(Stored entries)
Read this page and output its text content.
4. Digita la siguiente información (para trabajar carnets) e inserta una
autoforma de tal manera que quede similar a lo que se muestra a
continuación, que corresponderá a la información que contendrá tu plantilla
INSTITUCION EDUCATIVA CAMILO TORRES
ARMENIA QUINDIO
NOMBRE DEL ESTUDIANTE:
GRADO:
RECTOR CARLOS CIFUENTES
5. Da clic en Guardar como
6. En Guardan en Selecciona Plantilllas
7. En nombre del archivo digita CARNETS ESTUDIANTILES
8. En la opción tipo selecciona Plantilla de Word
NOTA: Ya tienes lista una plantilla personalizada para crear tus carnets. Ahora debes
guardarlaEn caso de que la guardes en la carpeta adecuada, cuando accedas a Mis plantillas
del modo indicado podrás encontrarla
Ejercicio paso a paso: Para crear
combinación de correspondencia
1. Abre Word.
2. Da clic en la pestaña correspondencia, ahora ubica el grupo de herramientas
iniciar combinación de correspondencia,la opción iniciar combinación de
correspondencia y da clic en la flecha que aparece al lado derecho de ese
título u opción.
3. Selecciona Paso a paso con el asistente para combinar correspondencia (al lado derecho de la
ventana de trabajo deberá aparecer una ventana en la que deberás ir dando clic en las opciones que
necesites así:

WHAT YOU ARE ASKED TO DO
Write out the entries in full, exactly as given.

REPLY
Read this page and output its text content.
4. Digita la siguiente información (para trabajar carnets) e inserta una
autoforma de tal manera que quede similar a lo que se muestra a
continuación, que corresponderá a la información que contendrá tu plantilla
INSTITUCION EDUCATIVA CAMILO TORRES
ARMENIA QUINDIO
NOMBRE DEL ESTUDIANTE:
GRADO:
RECTOR CARLOS CIFUENTES
5. Da clic en Guardar como
6. En Guardan en Selecciona Plantilllas
7. En nombre del archivo digita CARNETS ESTUDIANTILES
8. En la opción tipo selecciona Plantilla de Word
NOTA: Ya tienes lista una plantilla personalizada para crear tus carnets. Ahora debes
guardarlaEn caso de que la guardes en la carpeta adecuada, cuando accedas a Mis plantillas
del modo indicado podrás encontrarla
Ejercicio paso a paso: Para crear
combinación de correspondencia
1. Abre Word.
2. Da clic en la pestaña correspondencia, ahora ubica el grupo de herramientas
iniciar combinación de correspondencia,la opción iniciar combinación de
correspondencia y da clic en la flecha que aparece al lado derecho de ese
título u opción.
3. Selecciona Paso a paso con el asistente para combinar correspondencia (al lado derecho de la
ventana de trabajo deberá aparecer una ventana en la que deberás ir dando clic en las opciones que
necesites así:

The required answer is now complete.